What you have to do -
Exactly as they appear, output all of the records. Skip any images.

Input rows -
########################################

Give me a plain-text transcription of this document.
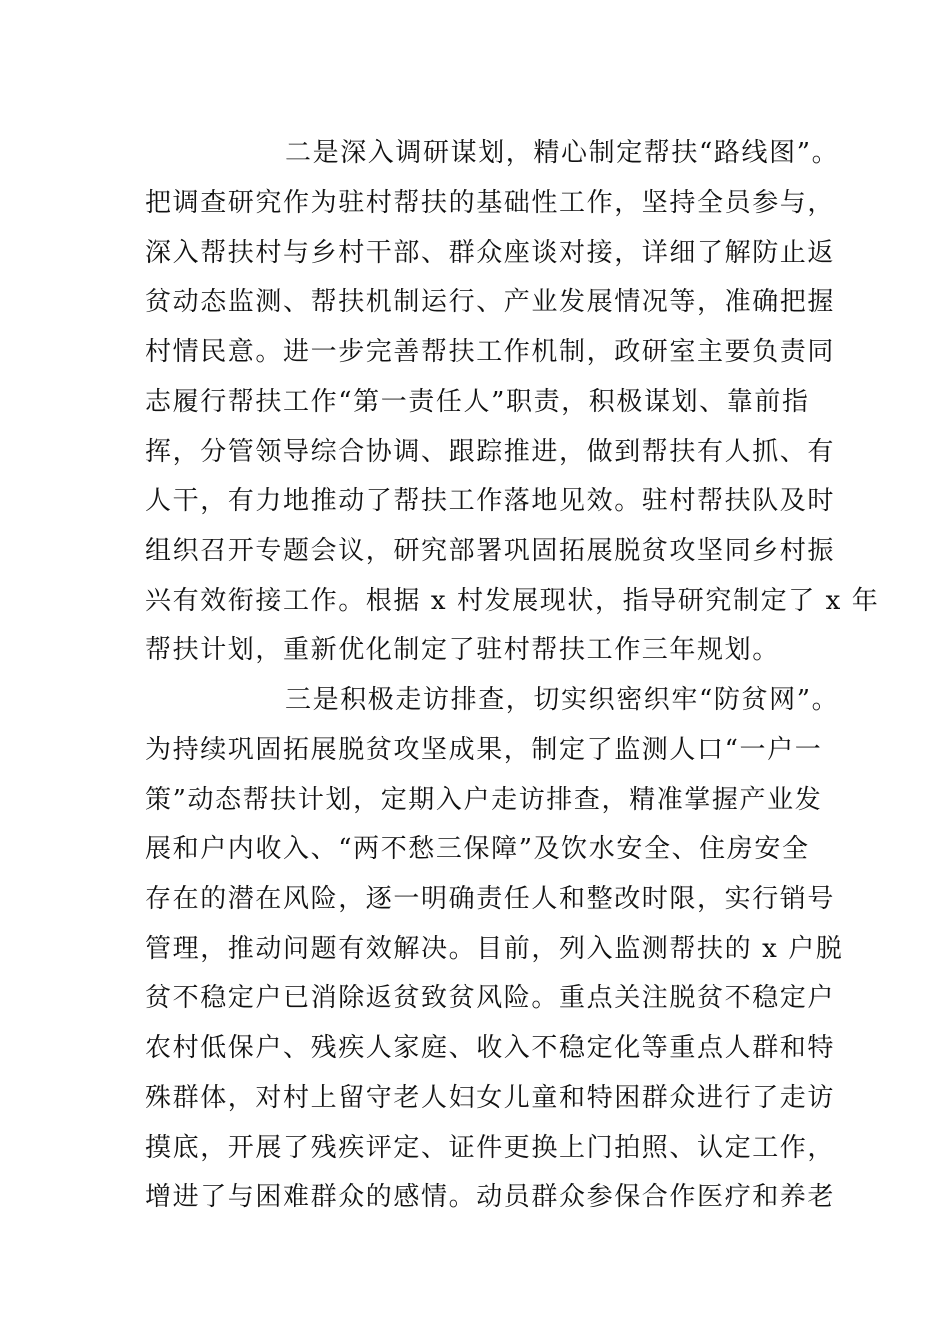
二是深入调研谋划，精心制定帮扶“路线图”。
把调查研究作为驻村帮扶的基础性工作，坚持全员参与，
深入帮扶村与乡村干部、群众座谈对接，详细了解防止返
贫动态监测、帮扶机制运行、产业发展情况等，准确把握
村情民意。进一步完善帮扶工作机制，政研室主要负责同
志履行帮扶工作“第一责任人”职责，积极谋划、靠前指
挥，分管领导综合协调、跟踪推进，做到帮扶有人抓、有
人干，有力地推动了帮扶工作落地见效。驻村帮扶队及时
组织召开专题会议，研究部署巩固拓展脱贫攻坚同乡村振
兴有效衔接工作。根据 x 村发展现状，指导研究制定了 x 年
帮扶计划，重新优化制定了驻村帮扶工作三年规划。
三是积极走访排查，切实织密织牢“防贫网”。
为持续巩固拓展脱贫攻坚成果，制定了监测人口“一户一
策”动态帮扶计划，定期入户走访排查，精准掌握产业发
展和户内收入、“两不愁三保障”及饮水安全、住房安全
存在的潜在风险，逐一明确责任人和整改时限，实行销号
管理，推动问题有效解决。目前，列入监测帮扶的 x 户脱
贫不稳定户已消除返贫致贫风险。重点关注脱贫不稳定户
农村低保户、残疾人家庭、收入不稳定化等重点人群和特
殊群体，对村上留守老人妇女儿童和特困群众进行了走访
摸底，开展了残疾评定、证件更换上门拍照、认定工作，
增进了与困难群众的感情。动员群众参保合作医疗和养老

########################################

Full solution -
Give me a plain-text transcription of this document.
二是深入调研谋划，精心制定帮扶“路线图”。
把调查研究作为驻村帮扶的基础性工作，坚持全员参与，
深入帮扶村与乡村干部、群众座谈对接，详细了解防止返
贫动态监测、帮扶机制运行、产业发展情况等，准确把握
村情民意。进一步完善帮扶工作机制，政研室主要负责同
志履行帮扶工作“第一责任人”职责，积极谋划、靠前指
挥，分管领导综合协调、跟踪推进，做到帮扶有人抓、有
人干，有力地推动了帮扶工作落地见效。驻村帮扶队及时
组织召开专题会议，研究部署巩固拓展脱贫攻坚同乡村振
兴有效衔接工作。根据 x 村发展现状，指导研究制定了 x 年
帮扶计划，重新优化制定了驻村帮扶工作三年规划。
三是积极走访排查，切实织密织牢“防贫网”。
为持续巩固拓展脱贫攻坚成果，制定了监测人口“一户一
策”动态帮扶计划，定期入户走访排查，精准掌握产业发
展和户内收入、“两不愁三保障”及饮水安全、住房安全
存在的潜在风险，逐一明确责任人和整改时限，实行销号
管理，推动问题有效解决。目前，列入监测帮扶的 x 户脱
贫不稳定户已消除返贫致贫风险。重点关注脱贫不稳定户
农村低保户、残疾人家庭、收入不稳定化等重点人群和特
殊群体，对村上留守老人妇女儿童和特困群众进行了走访
摸底，开展了残疾评定、证件更换上门拍照、认定工作，
增进了与困难群众的感情。动员群众参保合作医疗和养老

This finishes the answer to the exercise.